**WHAT YOU HAVE TO DO**
Without including the pictures, copy out every line below.

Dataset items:
:::

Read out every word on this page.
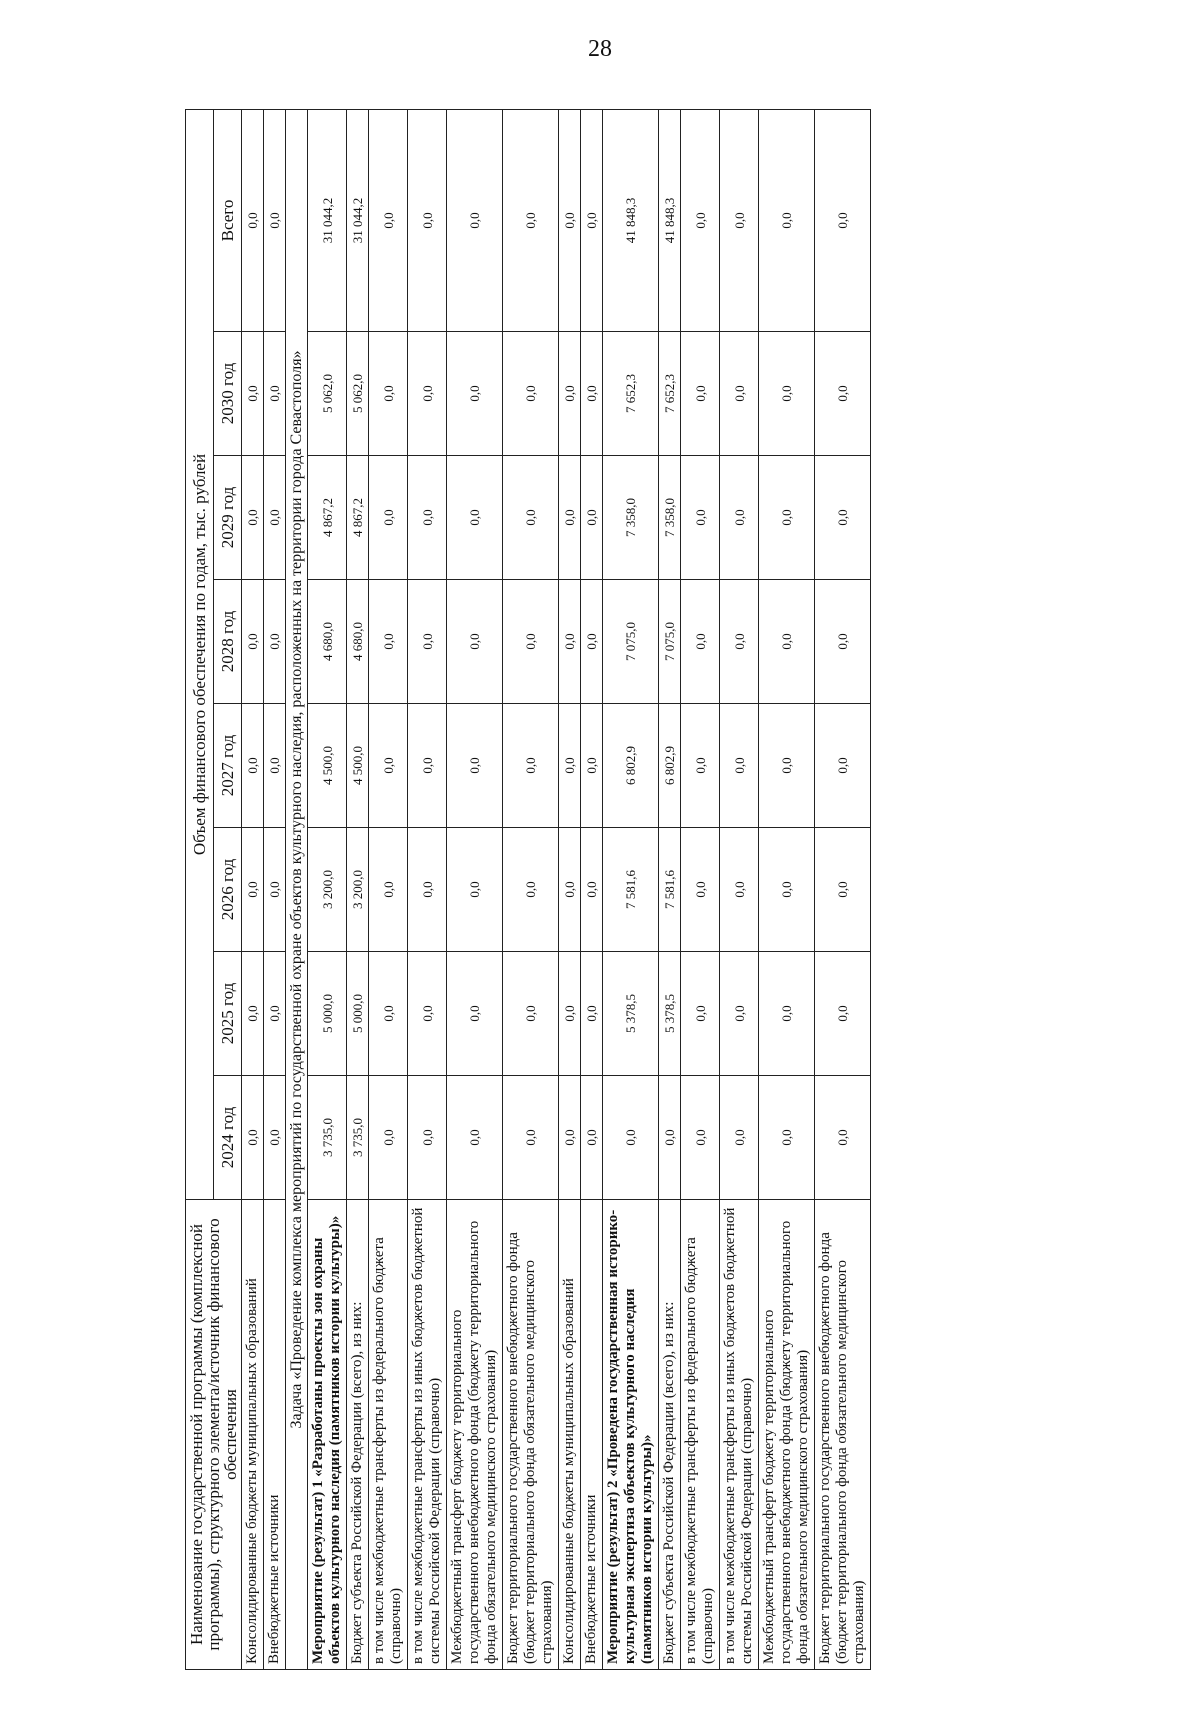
28
Наименование государственной программы (комплексной программы), структурного элемента/источник финансового обеспечения	Объем финансового обеспечения по годам, тыс. рублей							
	2024 год	2025 год	2026 год	2027 год	2028 год	2029 год	2030 год	Всего
Консолидированные бюджеты муниципальных образований	0,0	0,0	0,0	0,0	0,0	0,0	0,0	0,0
Внебюджетные источники	0,0	0,0	0,0	0,0	0,0	0,0	0,0	0,0
Задача «Проведение комплекса мероприятий по государственной охране объектов культурного наследия, расположенных на территории города Севастополя»								
Мероприятие (результат) 1 «Разработаны проекты зон охраны объектов культурного наследия (памятников истории культуры)»	3 735,0	5 000,0	3 200,0	4 500,0	4 680,0	4 867,2	5 062,0	31 044,2
Бюджет субъекта Российской Федерации (всего), из них:	3 735,0	5 000,0	3 200,0	4 500,0	4 680,0	4 867,2	5 062,0	31 044,2
в том числе межбюджетные трансферты из федерального бюджета (справочно)	0,0	0,0	0,0	0,0	0,0	0,0	0,0	0,0
в том числе межбюджетные трансферты из иных бюджетов бюджетной системы Российской Федерации (справочно)	0,0	0,0	0,0	0,0	0,0	0,0	0,0	0,0
Межбюджетный трансферт бюджету территориального государственного внебюджетного фонда (бюджету территориального фонда обязательного медицинского страхования)	0,0	0,0	0,0	0,0	0,0	0,0	0,0	0,0
Бюджет территориального государственного внебюджетного фонда (бюджет территориального фонда обязательного медицинского страхования)	0,0	0,0	0,0	0,0	0,0	0,0	0,0	0,0
Консолидированные бюджеты муниципальных образований	0,0	0,0	0,0	0,0	0,0	0,0	0,0	0,0
Внебюджетные источники	0,0	0,0	0,0	0,0	0,0	0,0	0,0	0,0
Мероприятие (результат) 2 «Проведена государственная историко-культурная экспертиза объектов культурного наследия (памятников истории культуры)»	0,0	5 378,5	7 581,6	6 802,9	7 075,0	7 358,0	7 652,3	41 848,3
Бюджет субъекта Российской Федерации (всего), из них:	0,0	5 378,5	7 581,6	6 802,9	7 075,0	7 358,0	7 652,3	41 848,3
в том числе межбюджетные трансферты из федерального бюджета (справочно)	0,0	0,0	0,0	0,0	0,0	0,0	0,0	0,0
в том числе межбюджетные трансферты из иных бюджетов бюджетной системы Российской Федерации (справочно)	0,0	0,0	0,0	0,0	0,0	0,0	0,0	0,0
Межбюджетный трансферт бюджету территориального государственного внебюджетного фонда (бюджету территориального фонда обязательного медицинского страхования)	0,0	0,0	0,0	0,0	0,0	0,0	0,0	0,0
Бюджет территориального государственного внебюджетного фонда (бюджет территориального фонда обязательного медицинского страхования)	0,0	0,0	0,0	0,0	0,0	0,0	0,0	0,0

:::

**CORRECT RESPONSE**
Read out every word on this page.
28
Наименование государственной программы (комплексной программы), структурного элемента/источник финансового обеспечения	Объем финансового обеспечения по годам, тыс. рублей							
	2024 год	2025 год	2026 год	2027 год	2028 год	2029 год	2030 год	Всего
Консолидированные бюджеты муниципальных образований	0,0	0,0	0,0	0,0	0,0	0,0	0,0	0,0
Внебюджетные источники	0,0	0,0	0,0	0,0	0,0	0,0	0,0	0,0
Задача «Проведение комплекса мероприятий по государственной охране объектов культурного наследия, расположенных на территории города Севастополя»								
Мероприятие (результат) 1 «Разработаны проекты зон охраны объектов культурного наследия (памятников истории культуры)»	3 735,0	5 000,0	3 200,0	4 500,0	4 680,0	4 867,2	5 062,0	31 044,2
Бюджет субъекта Российской Федерации (всего), из них:	3 735,0	5 000,0	3 200,0	4 500,0	4 680,0	4 867,2	5 062,0	31 044,2
в том числе межбюджетные трансферты из федерального бюджета (справочно)	0,0	0,0	0,0	0,0	0,0	0,0	0,0	0,0
в том числе межбюджетные трансферты из иных бюджетов бюджетной системы Российской Федерации (справочно)	0,0	0,0	0,0	0,0	0,0	0,0	0,0	0,0
Межбюджетный трансферт бюджету территориального государственного внебюджетного фонда (бюджету территориального фонда обязательного медицинского страхования)	0,0	0,0	0,0	0,0	0,0	0,0	0,0	0,0
Бюджет территориального государственного внебюджетного фонда (бюджет территориального фонда обязательного медицинского страхования)	0,0	0,0	0,0	0,0	0,0	0,0	0,0	0,0
Консолидированные бюджеты муниципальных образований	0,0	0,0	0,0	0,0	0,0	0,0	0,0	0,0
Внебюджетные источники	0,0	0,0	0,0	0,0	0,0	0,0	0,0	0,0
Мероприятие (результат) 2 «Проведена государственная историко-культурная экспертиза объектов культурного наследия (памятников истории культуры)»	0,0	5 378,5	7 581,6	6 802,9	7 075,0	7 358,0	7 652,3	41 848,3
Бюджет субъекта Российской Федерации (всего), из них:	0,0	5 378,5	7 581,6	6 802,9	7 075,0	7 358,0	7 652,3	41 848,3
в том числе межбюджетные трансферты из федерального бюджета (справочно)	0,0	0,0	0,0	0,0	0,0	0,0	0,0	0,0
в том числе межбюджетные трансферты из иных бюджетов бюджетной системы Российской Федерации (справочно)	0,0	0,0	0,0	0,0	0,0	0,0	0,0	0,0
Межбюджетный трансферт бюджету территориального государственного внебюджетного фонда (бюджету территориального фонда обязательного медицинского страхования)	0,0	0,0	0,0	0,0	0,0	0,0	0,0	0,0
Бюджет территориального государственного внебюджетного фонда (бюджет территориального фонда обязательного медицинского страхования)	0,0	0,0	0,0	0,0	0,0	0,0	0,0	0,0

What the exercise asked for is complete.